**Exercise goal:**
In the text below on Ms Steinicke's part-time work case, repeat the passage that begins at "On 28 July 1999" and stops after "the block model.".

**Text shown:**
+---+

Her request of 1 December 1998 for a permanent increase in her normal working hours on account of the growth in the workload and in order subsequently to work part time on grounds of age was rejected for budgetary reasons by the Arbeitsamt Reutlingen (Reutlingen Employment Office, Germany) by letter of 27 July 1999. Nor was it possible, in the absence of a suitable vacant post, to offer her a temporary full-time post.

On 30 June 1999 Ms Steinicke made an application to the Bundesanstalt für Arbeit to work part-time on grounds of age under the provision at issue for the period 1 October 1999 to 30 September 2007, on the basis of the block model, that is to say, a period from 1 October 1999 to 30 September 2003 of work equal to that normally done before then, followed by a period of free time from 1 October 2003 to 30 September 2007. In addition, she declared her intention of retiring on 1 October 2007.

By decision of the Arbeitsamt Reutlingen of 12 July 1999 that application was rejected on the ground that Ms Steinicke did not satisfy the condition laid down by the provision at issue, namely, that she should have worked full time for three of the five years immediately preceding the period of part-time work for older employees.

On 28 July 1999 Ms Steinicke submitted a complaint against that decision.

The Landesarbeitsamt Baden-Württemburg (Regional Employment Office for the Land of Baden-Württemburg, Germany) rejected her complaint by decision of 10 August 1999.

Ms Steinicke then brought proceedings on 8 September 1999 before the Verwaltungsgericht Sigmaringen.

Following the amendment during those legal proceedings of the provision at issue and the other relevant provisions of German law referred to above, by decision of 24 August 2001 the Arbeitsamt Reutlingen authorised Ms Steinicke to join the scheme of part-time working on grounds of age for the period 1 July 2000 to 30 September 2007, in accordance with the block model.

The working hours which had hitherto been hers were reduced from half to one quarter of normal working hours for the period 1 July 2000 to 30 September 2007. The period of working 50% of normal working hours runs from 1 July 2000 to 14 February 2004 and the free-time stage from 15 February 2004 to 30 September 2007.

In addition to her salary, reduced in proportion to her working hours, Ms Steinicke receives a supplement which does not carry any pension rights and which may not exceed 83% of the net pay to which she would have been entitled for the 50% hours which she used to work.

In those circumstances, the parties declared the dispute settled for the period starting on 1 July 2000 and the file was closed in that respect.

Ms Steinicke nevertheless claims that the Arbeitsamt Reutlingen's decision of 12 July 1999 and the Landesarbeitsamt Baden-Württemburg's decision of 10 August 1999 concerning her complaint should be annulled, and that the Bundesanstalt für Arbeit should be ordered to authorise her access to the scheme of part-time work for older employees for the period 1 October 1999 to 30 July 2000, in accordance with the block model, thus extending the Arbeitsamt Reutlingen's decision of 24 August 2001.

The Bundesanstalt für Arbeit claims that that application should be dismissed on the ground that Ms Steinicke did not satisfy the requirements of the provision at issue during the period concerned. Nor, in its view, is that provision contrary to Article 141 EC, since its exclusion of officials working part-time is objectively justified by the purpose of the scheme.

+---+

**Dataset excerpts:**
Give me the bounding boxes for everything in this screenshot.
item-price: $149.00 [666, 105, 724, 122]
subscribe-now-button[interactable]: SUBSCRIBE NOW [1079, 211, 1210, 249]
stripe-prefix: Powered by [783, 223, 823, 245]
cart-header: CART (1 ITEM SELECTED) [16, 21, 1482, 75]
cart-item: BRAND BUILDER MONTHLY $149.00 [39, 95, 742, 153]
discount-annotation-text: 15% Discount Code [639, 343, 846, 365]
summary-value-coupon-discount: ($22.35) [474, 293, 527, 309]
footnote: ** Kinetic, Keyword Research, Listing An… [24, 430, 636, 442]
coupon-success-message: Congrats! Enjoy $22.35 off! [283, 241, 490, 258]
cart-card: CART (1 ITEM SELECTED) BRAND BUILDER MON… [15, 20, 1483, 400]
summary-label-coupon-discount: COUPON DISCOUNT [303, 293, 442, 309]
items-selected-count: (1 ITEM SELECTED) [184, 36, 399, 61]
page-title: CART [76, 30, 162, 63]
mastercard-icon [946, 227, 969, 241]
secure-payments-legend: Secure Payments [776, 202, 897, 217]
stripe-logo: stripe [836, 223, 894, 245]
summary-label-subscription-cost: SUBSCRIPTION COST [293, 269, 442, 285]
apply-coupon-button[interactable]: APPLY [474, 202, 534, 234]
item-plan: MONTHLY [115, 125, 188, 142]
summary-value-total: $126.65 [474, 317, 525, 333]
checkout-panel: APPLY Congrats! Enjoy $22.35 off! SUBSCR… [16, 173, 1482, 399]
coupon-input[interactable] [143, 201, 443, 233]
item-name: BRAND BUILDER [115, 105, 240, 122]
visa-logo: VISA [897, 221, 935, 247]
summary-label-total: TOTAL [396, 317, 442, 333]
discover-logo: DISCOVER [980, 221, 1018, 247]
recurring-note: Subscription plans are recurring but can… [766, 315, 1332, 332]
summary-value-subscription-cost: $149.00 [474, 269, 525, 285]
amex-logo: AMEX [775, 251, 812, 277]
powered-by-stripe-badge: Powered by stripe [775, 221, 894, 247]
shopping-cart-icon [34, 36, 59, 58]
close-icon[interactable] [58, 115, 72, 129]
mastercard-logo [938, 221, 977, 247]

+---+

**Result:**
On 28 July 1999 Ms Steinicke submitted a complaint against that decision.

The Landesarbeitsamt Baden-Württemburg (Regional Employment Office for the Land of Baden-Württemburg, Germany) rejected her complaint by decision of 10 August 1999.

Ms Steinicke then brought proceedings on 8 September 1999 before the Verwaltungsgericht Sigmaringen.

Following the amendment during those legal proceedings of the provision at issue and the other relevant provisions of German law referred to above, by decision of 24 August 2001 the Arbeitsamt Reutlingen authorised Ms Steinicke to join the scheme of part-time working on grounds of age for the period 1 July 2000 to 30 September 2007, in accordance with the block model.